**What the task requires**
Rewrite the listing from its first line through the line holding "data-point — [367, 691, 385, 708]", inclusive, swapping "screenshot" for "image" and leaving everything else unchanged.
--- Start ---
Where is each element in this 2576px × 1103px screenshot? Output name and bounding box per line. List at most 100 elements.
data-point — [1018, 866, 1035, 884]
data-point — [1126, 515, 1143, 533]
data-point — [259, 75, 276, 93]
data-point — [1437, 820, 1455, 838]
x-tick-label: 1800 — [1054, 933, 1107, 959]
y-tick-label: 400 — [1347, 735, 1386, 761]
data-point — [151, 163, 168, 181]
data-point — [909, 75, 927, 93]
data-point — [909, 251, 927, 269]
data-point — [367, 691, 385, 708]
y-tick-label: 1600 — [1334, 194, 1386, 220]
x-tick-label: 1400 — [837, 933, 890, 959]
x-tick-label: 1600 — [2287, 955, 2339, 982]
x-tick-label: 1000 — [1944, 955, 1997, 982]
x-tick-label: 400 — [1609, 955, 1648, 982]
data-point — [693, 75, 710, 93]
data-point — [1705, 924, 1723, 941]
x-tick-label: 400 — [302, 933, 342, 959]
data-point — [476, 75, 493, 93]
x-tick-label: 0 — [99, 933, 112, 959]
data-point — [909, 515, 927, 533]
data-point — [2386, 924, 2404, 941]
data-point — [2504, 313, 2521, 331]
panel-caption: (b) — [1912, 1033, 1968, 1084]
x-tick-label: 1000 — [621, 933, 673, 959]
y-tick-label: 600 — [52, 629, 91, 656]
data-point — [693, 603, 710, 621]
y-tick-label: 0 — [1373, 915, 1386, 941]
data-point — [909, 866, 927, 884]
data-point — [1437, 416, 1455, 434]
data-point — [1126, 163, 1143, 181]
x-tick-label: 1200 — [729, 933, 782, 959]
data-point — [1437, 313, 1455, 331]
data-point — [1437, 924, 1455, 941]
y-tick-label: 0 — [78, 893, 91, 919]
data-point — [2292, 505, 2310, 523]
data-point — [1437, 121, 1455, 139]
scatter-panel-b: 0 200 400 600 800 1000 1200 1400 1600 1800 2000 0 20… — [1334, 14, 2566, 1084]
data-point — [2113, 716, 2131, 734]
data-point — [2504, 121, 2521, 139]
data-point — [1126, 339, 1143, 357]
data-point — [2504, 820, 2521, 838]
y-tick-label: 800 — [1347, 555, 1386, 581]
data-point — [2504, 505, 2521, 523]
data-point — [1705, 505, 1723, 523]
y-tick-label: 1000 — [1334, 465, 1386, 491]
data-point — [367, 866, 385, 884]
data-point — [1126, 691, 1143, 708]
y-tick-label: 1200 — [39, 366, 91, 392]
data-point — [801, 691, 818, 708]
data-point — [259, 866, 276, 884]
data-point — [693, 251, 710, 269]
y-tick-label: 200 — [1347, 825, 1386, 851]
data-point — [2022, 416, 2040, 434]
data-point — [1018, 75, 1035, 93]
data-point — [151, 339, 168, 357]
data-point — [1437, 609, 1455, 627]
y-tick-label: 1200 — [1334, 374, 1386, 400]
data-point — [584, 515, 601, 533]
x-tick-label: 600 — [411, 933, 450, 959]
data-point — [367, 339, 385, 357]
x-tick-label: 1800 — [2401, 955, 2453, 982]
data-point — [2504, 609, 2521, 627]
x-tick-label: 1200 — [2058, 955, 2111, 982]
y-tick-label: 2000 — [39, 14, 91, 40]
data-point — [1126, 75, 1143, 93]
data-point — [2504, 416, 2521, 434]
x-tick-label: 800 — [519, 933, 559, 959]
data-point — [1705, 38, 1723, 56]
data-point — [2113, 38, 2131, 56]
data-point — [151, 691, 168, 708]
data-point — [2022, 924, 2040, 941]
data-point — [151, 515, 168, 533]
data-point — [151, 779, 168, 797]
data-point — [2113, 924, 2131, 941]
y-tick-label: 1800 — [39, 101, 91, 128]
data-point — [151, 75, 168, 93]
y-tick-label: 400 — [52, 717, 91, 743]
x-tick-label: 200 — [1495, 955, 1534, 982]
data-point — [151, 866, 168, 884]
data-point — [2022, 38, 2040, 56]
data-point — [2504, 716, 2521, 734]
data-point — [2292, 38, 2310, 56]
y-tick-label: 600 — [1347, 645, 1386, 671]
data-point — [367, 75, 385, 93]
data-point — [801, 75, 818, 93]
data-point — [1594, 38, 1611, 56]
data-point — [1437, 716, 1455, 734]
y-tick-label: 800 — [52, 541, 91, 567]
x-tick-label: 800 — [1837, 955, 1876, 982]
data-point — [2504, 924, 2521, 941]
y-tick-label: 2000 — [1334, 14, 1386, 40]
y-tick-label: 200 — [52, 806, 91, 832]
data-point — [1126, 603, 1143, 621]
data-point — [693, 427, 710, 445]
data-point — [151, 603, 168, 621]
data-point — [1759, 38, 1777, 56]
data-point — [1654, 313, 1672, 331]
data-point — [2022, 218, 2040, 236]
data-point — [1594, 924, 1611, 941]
--- End ---
**Response**
Where is each element in this 2576px × 1103px image? Output name and bounding box per line. List at most 100 elements.
data-point — [1018, 866, 1035, 884]
data-point — [1126, 515, 1143, 533]
data-point — [259, 75, 276, 93]
data-point — [1437, 820, 1455, 838]
x-tick-label: 1800 — [1054, 933, 1107, 959]
y-tick-label: 400 — [1347, 735, 1386, 761]
data-point — [151, 163, 168, 181]
data-point — [909, 75, 927, 93]
data-point — [909, 251, 927, 269]
data-point — [367, 691, 385, 708]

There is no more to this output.